#### What is expected
Extract each line bearing the word "ITCO".

═════ Dataset content

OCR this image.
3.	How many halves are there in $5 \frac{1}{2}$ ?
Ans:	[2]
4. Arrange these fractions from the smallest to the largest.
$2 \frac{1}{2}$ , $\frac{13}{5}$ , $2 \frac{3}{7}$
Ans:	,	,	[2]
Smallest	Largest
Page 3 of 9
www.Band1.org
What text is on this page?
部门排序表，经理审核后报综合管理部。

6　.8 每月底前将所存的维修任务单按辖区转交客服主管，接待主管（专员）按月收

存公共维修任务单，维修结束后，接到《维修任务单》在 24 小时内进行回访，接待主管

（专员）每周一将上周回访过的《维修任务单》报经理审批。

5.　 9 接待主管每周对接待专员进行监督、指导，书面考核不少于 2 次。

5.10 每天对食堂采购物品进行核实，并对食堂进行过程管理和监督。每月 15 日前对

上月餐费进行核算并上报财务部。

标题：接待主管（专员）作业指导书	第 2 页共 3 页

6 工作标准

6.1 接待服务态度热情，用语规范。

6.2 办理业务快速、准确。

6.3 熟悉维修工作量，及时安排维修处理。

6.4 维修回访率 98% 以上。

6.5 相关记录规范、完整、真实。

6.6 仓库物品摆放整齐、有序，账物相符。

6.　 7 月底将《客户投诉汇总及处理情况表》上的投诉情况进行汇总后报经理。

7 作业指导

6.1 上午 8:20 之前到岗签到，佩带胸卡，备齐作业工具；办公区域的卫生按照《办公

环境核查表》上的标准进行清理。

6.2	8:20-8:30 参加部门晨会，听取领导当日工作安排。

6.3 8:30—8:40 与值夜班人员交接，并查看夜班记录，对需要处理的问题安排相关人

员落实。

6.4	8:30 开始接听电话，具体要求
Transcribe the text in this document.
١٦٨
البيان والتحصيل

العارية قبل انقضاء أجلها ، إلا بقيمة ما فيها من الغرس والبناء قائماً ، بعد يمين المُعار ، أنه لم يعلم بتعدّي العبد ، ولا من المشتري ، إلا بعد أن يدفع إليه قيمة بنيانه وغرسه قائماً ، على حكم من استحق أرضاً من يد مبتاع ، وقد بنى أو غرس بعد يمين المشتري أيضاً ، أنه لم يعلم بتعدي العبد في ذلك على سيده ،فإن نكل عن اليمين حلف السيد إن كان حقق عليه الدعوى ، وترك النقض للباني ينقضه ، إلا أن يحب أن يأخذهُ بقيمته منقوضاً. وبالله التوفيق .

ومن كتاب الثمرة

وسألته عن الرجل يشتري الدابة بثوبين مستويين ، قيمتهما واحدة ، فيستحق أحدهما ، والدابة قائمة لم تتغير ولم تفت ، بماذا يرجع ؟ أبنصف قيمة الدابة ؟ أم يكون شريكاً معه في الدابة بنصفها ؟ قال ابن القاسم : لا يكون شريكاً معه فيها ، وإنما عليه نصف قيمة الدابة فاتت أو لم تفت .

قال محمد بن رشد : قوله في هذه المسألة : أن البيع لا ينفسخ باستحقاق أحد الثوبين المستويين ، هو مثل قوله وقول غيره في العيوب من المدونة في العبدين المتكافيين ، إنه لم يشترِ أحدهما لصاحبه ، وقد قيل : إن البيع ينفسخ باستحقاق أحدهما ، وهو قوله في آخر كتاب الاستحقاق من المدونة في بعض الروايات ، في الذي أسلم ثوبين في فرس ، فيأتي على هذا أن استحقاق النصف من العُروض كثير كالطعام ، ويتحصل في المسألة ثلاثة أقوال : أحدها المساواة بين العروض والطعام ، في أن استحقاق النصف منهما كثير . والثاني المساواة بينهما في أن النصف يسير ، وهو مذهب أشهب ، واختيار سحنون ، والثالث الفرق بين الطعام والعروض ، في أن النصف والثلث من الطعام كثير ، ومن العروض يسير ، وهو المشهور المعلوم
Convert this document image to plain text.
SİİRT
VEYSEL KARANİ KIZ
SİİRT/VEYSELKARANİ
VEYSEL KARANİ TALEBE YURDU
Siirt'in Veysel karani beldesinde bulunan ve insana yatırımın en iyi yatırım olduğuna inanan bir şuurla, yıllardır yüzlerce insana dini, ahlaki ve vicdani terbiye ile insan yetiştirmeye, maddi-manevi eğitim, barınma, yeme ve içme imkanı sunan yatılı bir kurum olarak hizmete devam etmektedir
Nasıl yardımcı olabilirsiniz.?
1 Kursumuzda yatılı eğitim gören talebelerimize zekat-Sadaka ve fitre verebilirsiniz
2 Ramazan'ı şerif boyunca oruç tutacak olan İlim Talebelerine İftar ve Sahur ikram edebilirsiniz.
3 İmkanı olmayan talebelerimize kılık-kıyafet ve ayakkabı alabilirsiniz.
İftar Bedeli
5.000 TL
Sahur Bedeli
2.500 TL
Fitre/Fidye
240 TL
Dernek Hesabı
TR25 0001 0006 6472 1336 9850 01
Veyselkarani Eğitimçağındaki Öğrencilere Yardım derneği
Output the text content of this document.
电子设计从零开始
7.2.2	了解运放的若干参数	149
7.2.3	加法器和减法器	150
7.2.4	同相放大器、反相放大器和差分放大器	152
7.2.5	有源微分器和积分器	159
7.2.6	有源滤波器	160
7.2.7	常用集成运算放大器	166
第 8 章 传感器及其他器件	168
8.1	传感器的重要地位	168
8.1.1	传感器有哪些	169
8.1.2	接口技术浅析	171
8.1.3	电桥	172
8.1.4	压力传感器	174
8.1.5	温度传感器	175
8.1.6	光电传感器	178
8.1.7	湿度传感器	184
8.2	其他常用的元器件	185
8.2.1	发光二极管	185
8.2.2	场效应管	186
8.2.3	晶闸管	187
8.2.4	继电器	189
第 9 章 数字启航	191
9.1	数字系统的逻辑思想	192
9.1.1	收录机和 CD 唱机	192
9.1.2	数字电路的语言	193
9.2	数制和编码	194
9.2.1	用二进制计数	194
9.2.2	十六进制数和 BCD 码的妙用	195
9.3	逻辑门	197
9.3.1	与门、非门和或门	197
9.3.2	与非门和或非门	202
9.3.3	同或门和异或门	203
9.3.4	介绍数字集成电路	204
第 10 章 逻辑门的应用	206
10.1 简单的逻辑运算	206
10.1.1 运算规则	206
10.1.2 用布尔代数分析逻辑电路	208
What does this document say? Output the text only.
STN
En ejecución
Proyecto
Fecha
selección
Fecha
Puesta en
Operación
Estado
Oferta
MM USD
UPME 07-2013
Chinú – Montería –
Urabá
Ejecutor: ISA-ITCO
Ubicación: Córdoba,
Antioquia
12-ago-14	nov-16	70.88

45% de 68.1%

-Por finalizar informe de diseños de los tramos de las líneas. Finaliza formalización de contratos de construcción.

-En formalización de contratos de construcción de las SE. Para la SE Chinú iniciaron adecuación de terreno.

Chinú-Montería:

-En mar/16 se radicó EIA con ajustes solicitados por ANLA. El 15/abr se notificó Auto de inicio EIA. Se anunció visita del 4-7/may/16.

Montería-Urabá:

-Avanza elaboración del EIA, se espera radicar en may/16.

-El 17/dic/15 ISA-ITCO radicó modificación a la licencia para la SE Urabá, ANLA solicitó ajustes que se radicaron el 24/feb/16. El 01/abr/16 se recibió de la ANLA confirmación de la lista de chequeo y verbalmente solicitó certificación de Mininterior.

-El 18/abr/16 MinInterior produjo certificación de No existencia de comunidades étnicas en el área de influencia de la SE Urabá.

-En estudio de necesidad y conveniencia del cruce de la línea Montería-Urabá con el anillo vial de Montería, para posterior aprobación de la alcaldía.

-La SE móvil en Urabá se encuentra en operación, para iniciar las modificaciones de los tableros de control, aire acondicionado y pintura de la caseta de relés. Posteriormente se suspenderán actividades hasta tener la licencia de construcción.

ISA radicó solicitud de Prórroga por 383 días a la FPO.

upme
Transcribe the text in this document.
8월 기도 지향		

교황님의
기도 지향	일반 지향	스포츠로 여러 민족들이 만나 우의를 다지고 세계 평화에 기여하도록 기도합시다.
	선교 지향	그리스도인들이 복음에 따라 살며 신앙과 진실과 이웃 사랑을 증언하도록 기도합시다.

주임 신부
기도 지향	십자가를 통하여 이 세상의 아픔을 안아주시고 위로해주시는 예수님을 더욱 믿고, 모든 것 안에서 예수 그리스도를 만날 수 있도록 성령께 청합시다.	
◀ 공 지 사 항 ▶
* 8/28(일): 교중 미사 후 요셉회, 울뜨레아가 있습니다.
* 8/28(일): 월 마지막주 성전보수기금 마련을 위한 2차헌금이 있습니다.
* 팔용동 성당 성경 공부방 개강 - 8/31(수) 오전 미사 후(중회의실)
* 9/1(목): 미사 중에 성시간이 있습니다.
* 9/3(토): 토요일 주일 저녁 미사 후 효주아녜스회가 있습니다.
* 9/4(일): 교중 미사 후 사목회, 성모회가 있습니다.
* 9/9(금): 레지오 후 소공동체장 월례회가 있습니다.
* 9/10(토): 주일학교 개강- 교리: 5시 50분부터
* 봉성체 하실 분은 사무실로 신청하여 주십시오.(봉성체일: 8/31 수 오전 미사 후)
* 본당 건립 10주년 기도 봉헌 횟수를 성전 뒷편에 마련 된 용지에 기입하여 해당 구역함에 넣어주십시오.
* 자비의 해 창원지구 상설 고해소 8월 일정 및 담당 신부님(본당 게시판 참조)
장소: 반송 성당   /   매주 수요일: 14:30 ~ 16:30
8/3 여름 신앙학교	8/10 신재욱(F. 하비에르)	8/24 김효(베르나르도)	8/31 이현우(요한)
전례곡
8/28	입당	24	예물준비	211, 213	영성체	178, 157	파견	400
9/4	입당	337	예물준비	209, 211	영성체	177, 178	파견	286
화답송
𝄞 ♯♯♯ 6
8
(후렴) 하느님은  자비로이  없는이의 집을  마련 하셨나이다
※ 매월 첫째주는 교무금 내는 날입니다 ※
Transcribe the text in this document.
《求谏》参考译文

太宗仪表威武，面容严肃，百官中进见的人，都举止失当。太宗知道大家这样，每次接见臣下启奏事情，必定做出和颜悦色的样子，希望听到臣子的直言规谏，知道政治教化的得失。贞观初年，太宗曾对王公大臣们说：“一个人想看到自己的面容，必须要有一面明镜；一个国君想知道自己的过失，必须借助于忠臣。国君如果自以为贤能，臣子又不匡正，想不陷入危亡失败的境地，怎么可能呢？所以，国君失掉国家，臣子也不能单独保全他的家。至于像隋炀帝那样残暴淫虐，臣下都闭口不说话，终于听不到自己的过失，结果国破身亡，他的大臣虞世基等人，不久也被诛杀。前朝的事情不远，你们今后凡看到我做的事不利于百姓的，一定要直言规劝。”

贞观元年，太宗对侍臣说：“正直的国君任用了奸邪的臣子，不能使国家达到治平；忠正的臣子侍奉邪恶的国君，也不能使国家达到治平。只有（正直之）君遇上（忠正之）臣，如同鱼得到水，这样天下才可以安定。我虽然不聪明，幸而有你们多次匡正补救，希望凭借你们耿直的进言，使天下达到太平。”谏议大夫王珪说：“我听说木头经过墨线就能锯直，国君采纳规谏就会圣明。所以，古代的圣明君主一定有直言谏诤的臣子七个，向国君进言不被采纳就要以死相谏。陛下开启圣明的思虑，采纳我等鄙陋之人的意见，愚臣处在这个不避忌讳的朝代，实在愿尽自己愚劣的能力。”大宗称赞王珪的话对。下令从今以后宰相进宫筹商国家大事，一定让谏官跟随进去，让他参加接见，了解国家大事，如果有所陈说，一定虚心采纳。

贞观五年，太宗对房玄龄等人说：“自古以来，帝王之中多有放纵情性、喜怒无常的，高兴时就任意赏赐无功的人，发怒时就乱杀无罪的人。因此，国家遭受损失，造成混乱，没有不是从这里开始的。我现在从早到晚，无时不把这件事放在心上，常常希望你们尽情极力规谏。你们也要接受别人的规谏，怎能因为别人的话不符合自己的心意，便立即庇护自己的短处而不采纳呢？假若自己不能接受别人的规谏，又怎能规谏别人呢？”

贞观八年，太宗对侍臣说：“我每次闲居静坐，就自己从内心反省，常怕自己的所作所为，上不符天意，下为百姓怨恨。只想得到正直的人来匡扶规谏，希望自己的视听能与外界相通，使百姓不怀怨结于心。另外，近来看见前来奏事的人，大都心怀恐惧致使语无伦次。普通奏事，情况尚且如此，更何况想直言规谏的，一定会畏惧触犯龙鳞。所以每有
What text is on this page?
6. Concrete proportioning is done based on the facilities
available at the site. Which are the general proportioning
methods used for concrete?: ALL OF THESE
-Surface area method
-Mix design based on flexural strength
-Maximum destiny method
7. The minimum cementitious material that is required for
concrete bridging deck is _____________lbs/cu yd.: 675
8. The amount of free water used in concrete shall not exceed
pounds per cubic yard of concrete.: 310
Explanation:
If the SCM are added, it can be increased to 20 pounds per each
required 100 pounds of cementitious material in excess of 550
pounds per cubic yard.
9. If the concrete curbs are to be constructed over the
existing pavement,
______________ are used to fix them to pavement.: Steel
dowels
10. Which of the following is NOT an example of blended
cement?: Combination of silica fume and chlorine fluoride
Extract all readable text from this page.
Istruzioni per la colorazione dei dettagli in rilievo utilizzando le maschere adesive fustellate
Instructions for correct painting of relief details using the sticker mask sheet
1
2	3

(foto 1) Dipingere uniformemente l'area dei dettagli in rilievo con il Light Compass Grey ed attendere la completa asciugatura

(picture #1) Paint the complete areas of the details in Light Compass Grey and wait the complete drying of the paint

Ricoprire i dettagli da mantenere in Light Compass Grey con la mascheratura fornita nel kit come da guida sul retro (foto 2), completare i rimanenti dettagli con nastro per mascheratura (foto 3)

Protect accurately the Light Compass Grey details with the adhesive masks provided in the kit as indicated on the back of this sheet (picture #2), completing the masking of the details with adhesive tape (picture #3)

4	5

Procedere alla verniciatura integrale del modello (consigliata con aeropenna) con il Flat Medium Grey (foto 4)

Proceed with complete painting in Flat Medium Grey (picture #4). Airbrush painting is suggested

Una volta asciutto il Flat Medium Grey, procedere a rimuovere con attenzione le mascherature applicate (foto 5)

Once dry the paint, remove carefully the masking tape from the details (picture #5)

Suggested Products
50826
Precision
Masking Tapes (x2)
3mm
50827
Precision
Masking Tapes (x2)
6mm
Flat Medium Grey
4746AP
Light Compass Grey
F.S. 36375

══════════

#### Written response
Ejecutor: ISA-ITCO
-El 17/dic/15 ISA-ITCO radicó modificación a la licencia para la SE Urabá, ANLA solicitó ajustes que se radicaron el 24/feb/16. El 01/abr/16 se recibió de la ANLA confirmación de la lista de chequeo y verbalmente solicitó certificación de Mininterior.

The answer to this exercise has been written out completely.